Begin Dataset

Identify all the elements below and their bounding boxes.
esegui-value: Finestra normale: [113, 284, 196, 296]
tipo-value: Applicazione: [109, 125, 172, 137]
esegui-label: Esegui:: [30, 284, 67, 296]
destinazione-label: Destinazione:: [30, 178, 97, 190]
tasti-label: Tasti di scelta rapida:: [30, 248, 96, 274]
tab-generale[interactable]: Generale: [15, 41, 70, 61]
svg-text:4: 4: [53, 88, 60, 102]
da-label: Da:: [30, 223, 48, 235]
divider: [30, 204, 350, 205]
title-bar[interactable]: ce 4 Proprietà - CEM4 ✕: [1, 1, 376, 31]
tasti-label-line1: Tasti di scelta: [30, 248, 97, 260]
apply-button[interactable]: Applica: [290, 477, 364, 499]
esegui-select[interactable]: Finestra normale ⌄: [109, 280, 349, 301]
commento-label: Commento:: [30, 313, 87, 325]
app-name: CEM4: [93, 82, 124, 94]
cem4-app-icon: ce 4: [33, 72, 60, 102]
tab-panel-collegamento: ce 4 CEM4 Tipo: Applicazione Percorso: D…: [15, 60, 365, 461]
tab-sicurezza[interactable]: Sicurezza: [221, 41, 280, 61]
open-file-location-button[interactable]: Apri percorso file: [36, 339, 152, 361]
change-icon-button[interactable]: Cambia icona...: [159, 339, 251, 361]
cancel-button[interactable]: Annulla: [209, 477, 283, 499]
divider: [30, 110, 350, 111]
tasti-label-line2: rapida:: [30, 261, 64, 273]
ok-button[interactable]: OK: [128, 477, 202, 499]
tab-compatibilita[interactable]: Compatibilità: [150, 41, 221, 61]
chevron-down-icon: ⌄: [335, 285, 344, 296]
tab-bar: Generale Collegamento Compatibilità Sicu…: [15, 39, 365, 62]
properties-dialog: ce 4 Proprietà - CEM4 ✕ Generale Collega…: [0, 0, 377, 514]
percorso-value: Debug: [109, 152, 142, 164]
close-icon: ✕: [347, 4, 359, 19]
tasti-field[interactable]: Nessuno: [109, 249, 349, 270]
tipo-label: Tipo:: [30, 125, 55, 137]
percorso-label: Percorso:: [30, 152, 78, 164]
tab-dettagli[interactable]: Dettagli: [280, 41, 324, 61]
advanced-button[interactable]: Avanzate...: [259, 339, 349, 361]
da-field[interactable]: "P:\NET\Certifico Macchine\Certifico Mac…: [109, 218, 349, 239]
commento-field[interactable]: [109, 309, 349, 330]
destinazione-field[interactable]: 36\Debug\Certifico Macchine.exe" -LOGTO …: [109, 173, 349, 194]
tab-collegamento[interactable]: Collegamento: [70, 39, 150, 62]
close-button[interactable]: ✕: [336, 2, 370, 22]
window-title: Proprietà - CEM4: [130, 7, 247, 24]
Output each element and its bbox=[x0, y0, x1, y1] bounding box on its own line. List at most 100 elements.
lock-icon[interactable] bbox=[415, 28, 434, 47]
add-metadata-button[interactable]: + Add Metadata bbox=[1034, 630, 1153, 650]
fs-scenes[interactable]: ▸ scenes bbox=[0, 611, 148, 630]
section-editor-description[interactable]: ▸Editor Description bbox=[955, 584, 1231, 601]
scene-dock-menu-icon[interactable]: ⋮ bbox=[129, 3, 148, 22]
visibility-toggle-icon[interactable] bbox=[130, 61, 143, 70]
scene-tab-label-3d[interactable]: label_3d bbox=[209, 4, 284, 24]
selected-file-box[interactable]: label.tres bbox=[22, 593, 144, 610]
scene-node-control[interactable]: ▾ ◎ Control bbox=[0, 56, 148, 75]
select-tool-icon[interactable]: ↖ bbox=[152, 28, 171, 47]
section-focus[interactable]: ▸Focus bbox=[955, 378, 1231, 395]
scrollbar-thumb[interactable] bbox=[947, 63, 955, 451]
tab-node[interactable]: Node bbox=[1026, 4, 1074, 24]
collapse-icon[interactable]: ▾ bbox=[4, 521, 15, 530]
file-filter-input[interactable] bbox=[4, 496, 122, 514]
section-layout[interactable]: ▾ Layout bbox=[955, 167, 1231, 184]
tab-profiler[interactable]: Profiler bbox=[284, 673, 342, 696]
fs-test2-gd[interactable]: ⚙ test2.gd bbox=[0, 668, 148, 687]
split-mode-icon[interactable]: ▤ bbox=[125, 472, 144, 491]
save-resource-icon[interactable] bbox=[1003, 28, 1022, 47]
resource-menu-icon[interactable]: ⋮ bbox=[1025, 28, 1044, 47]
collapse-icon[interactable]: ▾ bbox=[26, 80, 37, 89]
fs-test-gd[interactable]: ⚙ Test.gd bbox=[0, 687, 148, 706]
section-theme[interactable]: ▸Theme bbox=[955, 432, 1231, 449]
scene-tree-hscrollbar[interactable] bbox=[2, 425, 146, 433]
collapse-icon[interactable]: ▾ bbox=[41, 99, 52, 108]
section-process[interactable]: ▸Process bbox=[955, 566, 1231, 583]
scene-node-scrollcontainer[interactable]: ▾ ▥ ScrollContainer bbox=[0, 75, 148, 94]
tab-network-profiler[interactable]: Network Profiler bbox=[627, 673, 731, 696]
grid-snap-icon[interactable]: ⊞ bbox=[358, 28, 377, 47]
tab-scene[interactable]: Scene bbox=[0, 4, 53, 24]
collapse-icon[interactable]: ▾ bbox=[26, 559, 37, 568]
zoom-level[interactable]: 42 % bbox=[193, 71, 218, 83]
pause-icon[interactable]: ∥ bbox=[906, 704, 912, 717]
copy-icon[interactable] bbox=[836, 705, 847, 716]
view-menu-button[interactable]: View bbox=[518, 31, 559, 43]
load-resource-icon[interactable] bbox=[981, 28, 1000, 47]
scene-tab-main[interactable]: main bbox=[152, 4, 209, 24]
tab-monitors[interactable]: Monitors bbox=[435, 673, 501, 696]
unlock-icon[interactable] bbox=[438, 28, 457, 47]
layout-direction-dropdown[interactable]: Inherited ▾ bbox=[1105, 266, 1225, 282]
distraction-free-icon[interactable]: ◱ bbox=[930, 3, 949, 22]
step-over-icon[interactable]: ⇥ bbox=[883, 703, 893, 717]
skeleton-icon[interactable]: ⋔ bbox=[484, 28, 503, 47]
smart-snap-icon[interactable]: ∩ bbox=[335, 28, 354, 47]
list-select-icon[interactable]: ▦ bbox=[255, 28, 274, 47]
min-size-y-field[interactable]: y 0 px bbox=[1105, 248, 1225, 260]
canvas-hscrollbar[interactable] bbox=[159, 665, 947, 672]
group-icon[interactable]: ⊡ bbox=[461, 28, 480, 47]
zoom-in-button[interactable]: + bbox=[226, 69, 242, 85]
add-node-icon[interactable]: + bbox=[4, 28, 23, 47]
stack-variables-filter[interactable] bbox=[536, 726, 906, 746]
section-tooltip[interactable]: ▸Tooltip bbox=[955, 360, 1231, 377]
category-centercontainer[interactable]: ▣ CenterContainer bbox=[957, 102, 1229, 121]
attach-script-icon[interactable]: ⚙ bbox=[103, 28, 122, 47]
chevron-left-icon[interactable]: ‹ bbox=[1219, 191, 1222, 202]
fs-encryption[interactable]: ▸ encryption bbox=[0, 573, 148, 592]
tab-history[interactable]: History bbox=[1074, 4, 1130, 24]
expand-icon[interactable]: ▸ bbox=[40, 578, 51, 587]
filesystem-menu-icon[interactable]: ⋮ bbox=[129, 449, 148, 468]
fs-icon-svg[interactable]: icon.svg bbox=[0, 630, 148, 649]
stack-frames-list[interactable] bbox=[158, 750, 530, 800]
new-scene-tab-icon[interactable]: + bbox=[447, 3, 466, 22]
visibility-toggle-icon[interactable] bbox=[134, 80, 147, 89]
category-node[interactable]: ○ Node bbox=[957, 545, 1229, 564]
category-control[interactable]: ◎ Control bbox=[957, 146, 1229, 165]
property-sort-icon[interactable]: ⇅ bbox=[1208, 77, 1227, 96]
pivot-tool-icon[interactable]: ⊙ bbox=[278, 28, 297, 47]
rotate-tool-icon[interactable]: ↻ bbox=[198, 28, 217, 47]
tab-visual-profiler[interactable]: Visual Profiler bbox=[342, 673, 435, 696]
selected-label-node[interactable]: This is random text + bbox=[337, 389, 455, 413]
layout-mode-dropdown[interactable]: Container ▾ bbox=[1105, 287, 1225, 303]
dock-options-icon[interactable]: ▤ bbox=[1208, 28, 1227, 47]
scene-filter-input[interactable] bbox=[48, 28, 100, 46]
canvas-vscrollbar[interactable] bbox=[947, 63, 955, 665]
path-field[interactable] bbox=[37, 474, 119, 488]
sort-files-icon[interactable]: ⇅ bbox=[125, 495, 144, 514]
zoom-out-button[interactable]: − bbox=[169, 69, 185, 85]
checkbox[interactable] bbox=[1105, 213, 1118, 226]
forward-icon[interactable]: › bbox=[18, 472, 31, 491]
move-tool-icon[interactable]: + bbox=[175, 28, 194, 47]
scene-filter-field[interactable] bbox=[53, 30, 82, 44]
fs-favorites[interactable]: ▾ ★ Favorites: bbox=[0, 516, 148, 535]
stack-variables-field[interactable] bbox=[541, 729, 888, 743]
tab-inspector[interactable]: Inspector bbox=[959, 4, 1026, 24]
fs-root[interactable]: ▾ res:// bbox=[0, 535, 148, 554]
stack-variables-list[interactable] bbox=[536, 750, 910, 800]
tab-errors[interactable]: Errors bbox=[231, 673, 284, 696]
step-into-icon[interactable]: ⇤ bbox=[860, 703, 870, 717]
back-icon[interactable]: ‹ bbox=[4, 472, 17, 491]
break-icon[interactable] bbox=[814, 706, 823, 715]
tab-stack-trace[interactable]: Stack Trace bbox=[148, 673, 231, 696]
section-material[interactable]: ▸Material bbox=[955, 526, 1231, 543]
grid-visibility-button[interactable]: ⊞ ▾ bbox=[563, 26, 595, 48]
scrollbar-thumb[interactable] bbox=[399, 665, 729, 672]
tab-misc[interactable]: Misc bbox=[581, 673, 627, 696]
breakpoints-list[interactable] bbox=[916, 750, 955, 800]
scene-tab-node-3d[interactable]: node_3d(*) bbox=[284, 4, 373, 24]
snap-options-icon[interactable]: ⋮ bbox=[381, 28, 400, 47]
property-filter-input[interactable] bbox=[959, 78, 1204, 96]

End Dataset

— Directions —
Return the lines of the records verbatim, starting at the first line and ending at the line containing "cem4-app-icon: ce 4: [33, 72, 60, 102]".

— Output —
Identify all the elements below and their bounding boxes.
esegui-value: Finestra normale: [113, 284, 196, 296]
tipo-value: Applicazione: [109, 125, 172, 137]
esegui-label: Esegui:: [30, 284, 67, 296]
destinazione-label: Destinazione:: [30, 178, 97, 190]
tasti-label: Tasti di scelta rapida:: [30, 248, 96, 274]
tab-generale[interactable]: Generale: [15, 41, 70, 61]
svg-text:4: 4: [53, 88, 60, 102]
da-label: Da:: [30, 223, 48, 235]
divider: [30, 204, 350, 205]
title-bar[interactable]: ce 4 Proprietà - CEM4 ✕: [1, 1, 376, 31]
tasti-label-line1: Tasti di scelta: [30, 248, 97, 260]
apply-button[interactable]: Applica: [290, 477, 364, 499]
esegui-select[interactable]: Finestra normale ⌄: [109, 280, 349, 301]
commento-label: Commento:: [30, 313, 87, 325]
app-name: CEM4: [93, 82, 124, 94]
cem4-app-icon: ce 4: [33, 72, 60, 102]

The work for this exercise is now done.